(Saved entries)
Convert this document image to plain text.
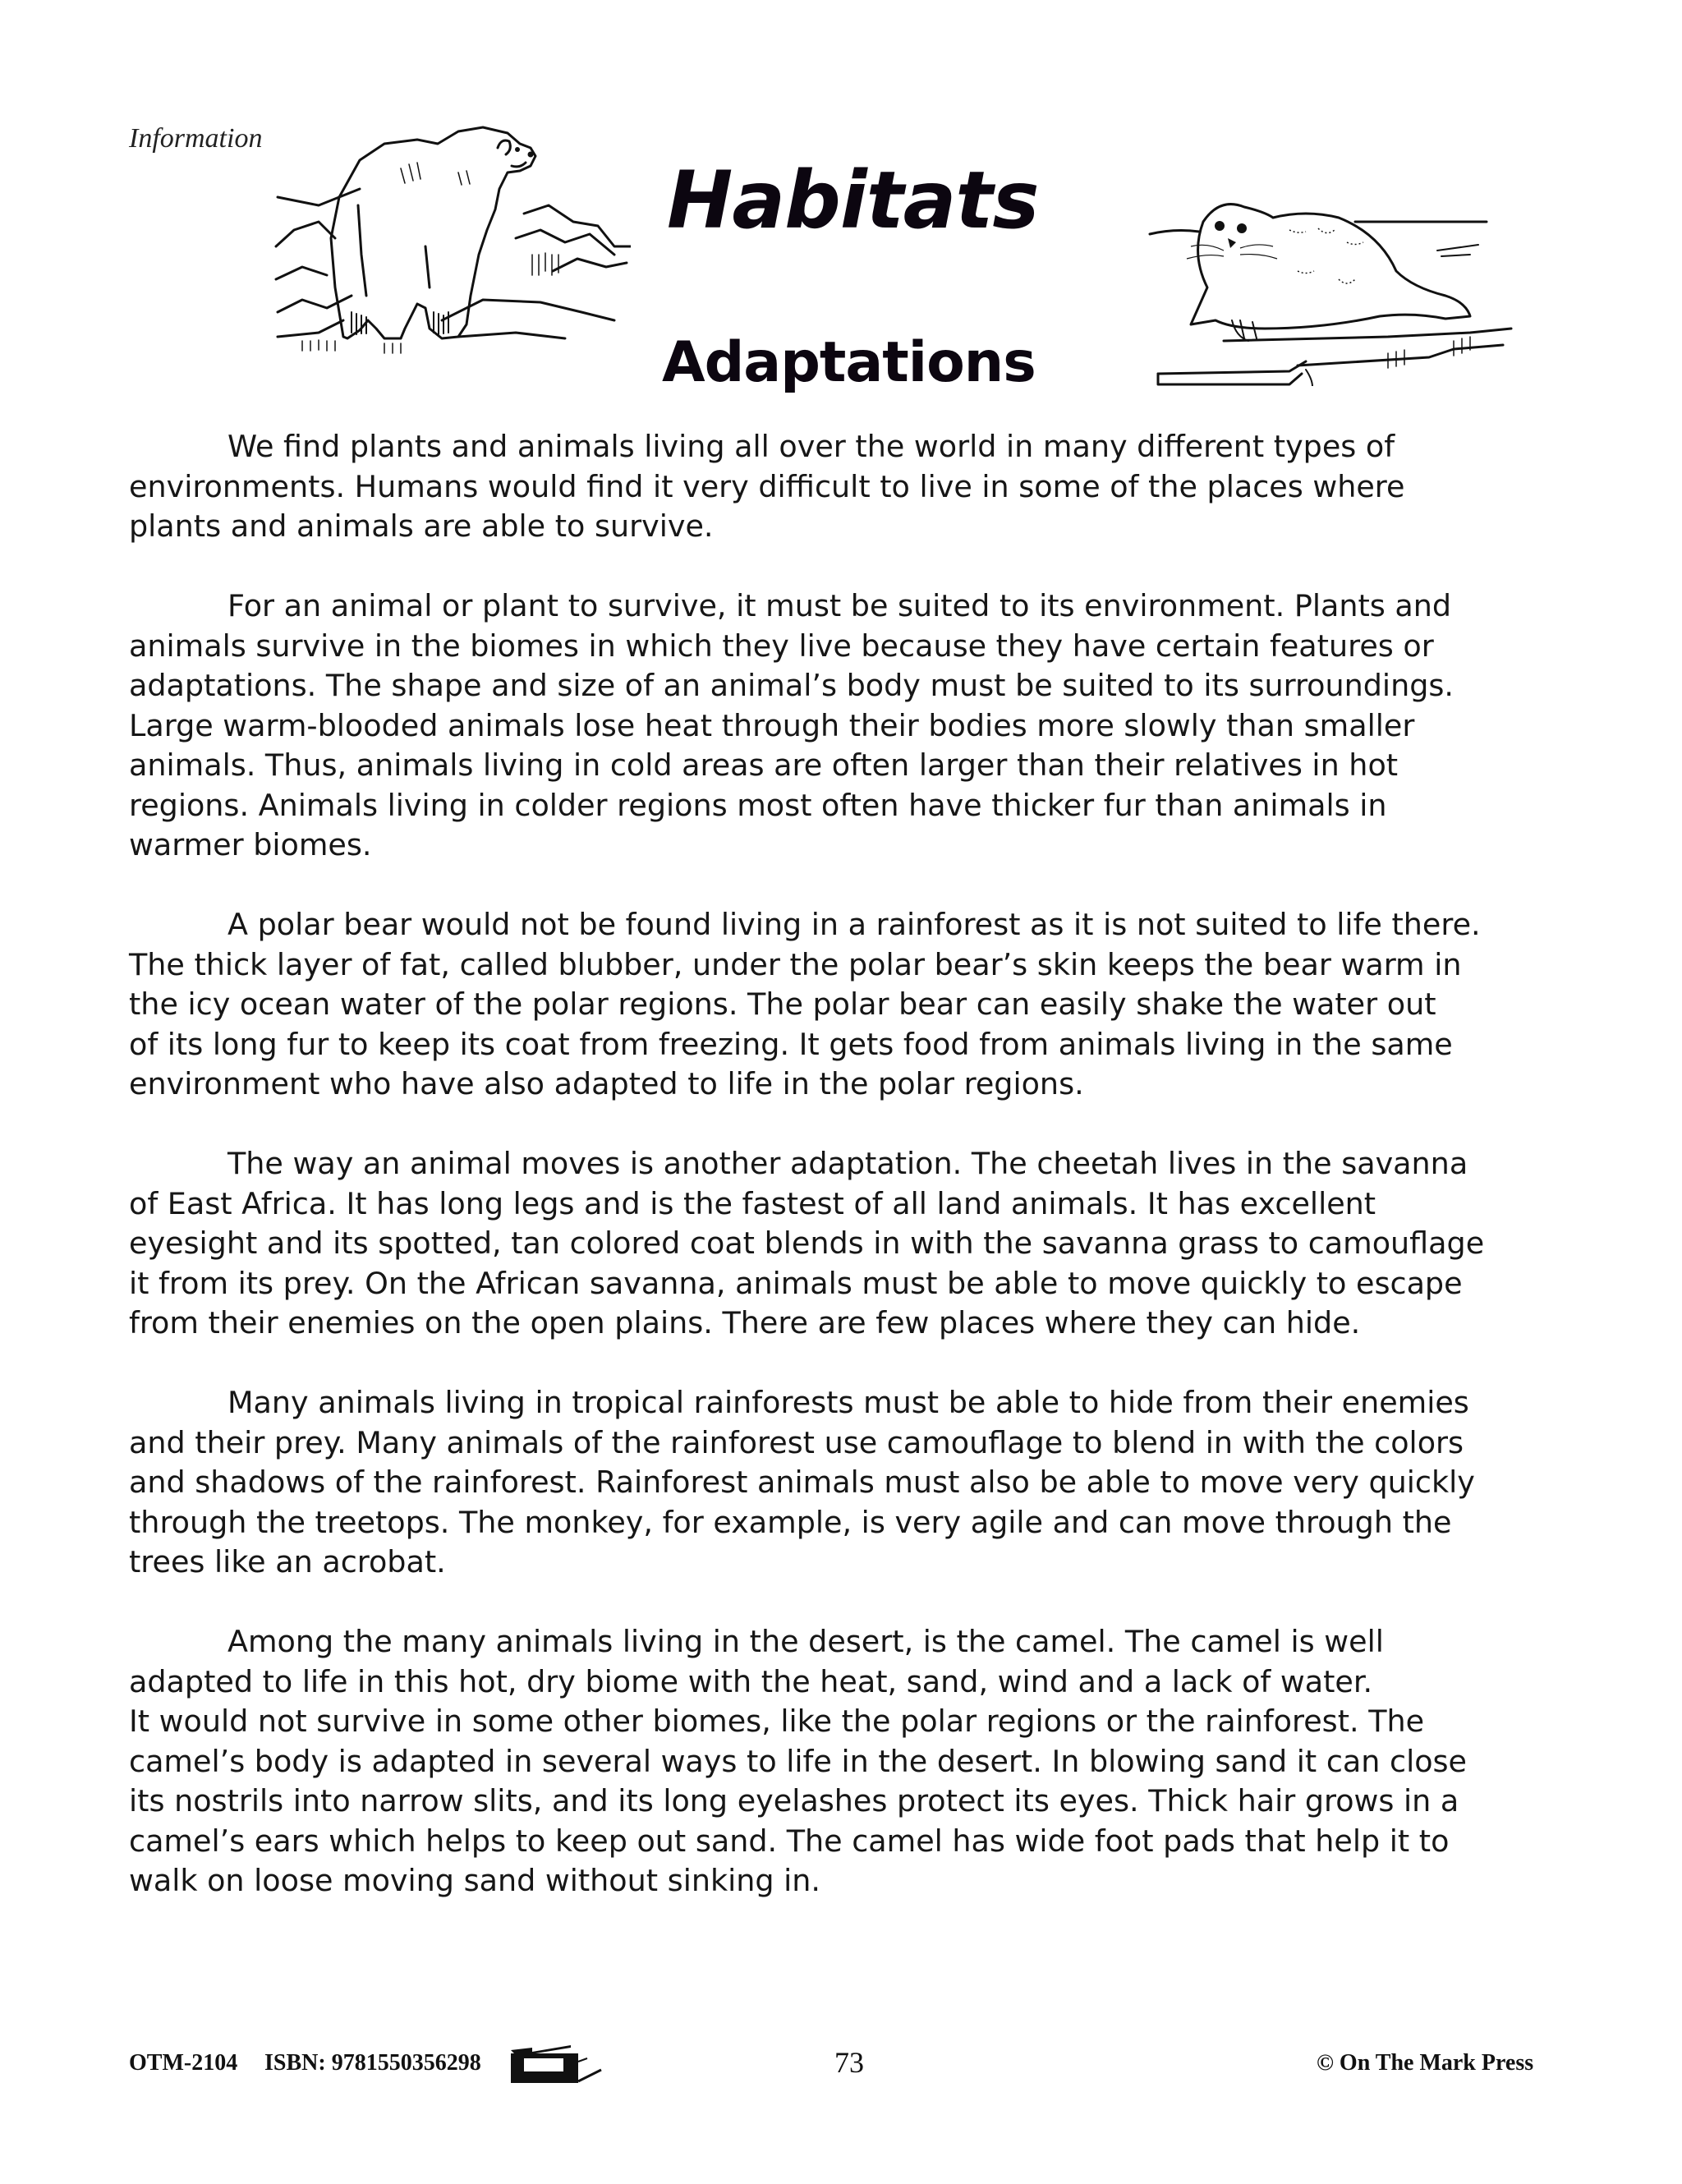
Information
Habitats
Adaptations

We find plants and animals living all over the world in many different types of
environments. Humans would find it very difficult to live in some of the places where
plants and animals are able to survive.

For an animal or plant to survive, it must be suited to its environment. Plants and
animals survive in the biomes in which they live because they have certain features or
adaptations. The shape and size of an animal’s body must be suited to its surroundings.
Large warm-blooded animals lose heat through their bodies more slowly than smaller
animals. Thus, animals living in cold areas are often larger than their relatives in hot
regions. Animals living in colder regions most often have thicker fur than animals in
warmer biomes.

A polar bear would not be found living in a rainforest as it is not suited to life there.
The thick layer of fat, called blubber, under the polar bear’s skin keeps the bear warm in
the icy ocean water of the polar regions. The polar bear can easily shake the water out
of its long fur to keep its coat from freezing. It gets food from animals living in the same
environment who have also adapted to life in the polar regions.

The way an animal moves is another adaptation. The cheetah lives in the savanna
of East Africa. It has long legs and is the fastest of all land animals. It has excellent
eyesight and its spotted, tan colored coat blends in with the savanna grass to camouflage
it from its prey. On the African savanna, animals must be able to move quickly to escape
from their enemies on the open plains. There are few places where they can hide.

Many animals living in tropical rainforests must be able to hide from their enemies
and their prey. Many animals of the rainforest use camouflage to blend in with the colors
and shadows of the rainforest. Rainforest animals must also be able to move very quickly
through the treetops. The monkey, for example, is very agile and can move through the
trees like an acrobat.

Among the many animals living in the desert, is the camel. The camel is well
adapted to life in this hot, dry biome with the heat, sand, wind and a lack of water.
It would not survive in some other biomes, like the polar regions or the rainforest. The
camel’s body is adapted in several ways to life in the desert. In blowing sand it can close
its nostrils into narrow slits, and its long eyelashes protect its eyes. Thick hair grows in a
camel’s ears which helps to keep out sand. The camel has wide foot pads that help it to
walk on loose moving sand without sinking in.

OTM-2104 ISBN: 9781550356298	73	© On The Mark Press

What you are asked to do:
Copy all lines from the material that contain "desert".

Solution:
Among the many animals living in the desert, is the camel. The camel is well
camel’s body is adapted in several ways to life in the desert. In blowing sand it can close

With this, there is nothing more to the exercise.